start Supplied data

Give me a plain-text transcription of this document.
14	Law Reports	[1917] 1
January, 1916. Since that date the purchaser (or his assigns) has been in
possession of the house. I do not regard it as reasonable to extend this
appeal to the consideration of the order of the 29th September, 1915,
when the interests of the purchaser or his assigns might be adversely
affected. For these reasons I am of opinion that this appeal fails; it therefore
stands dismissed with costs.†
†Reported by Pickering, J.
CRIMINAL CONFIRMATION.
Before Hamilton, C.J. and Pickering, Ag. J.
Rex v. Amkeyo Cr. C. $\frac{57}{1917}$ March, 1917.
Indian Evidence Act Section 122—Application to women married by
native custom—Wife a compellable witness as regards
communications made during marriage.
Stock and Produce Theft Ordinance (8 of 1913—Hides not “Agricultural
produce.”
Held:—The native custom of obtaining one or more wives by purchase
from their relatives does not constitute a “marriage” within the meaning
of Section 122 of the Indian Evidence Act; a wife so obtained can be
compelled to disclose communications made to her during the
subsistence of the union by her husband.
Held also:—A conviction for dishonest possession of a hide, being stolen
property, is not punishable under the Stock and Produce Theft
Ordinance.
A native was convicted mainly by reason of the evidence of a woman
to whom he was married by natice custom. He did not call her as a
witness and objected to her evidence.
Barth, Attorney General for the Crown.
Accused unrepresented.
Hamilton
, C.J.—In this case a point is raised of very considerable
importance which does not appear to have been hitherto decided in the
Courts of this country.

end Supplied data

### Written exercise
Among the lines of the data above, determine how many contain the word "does". Report the number alone.

### Written solution
2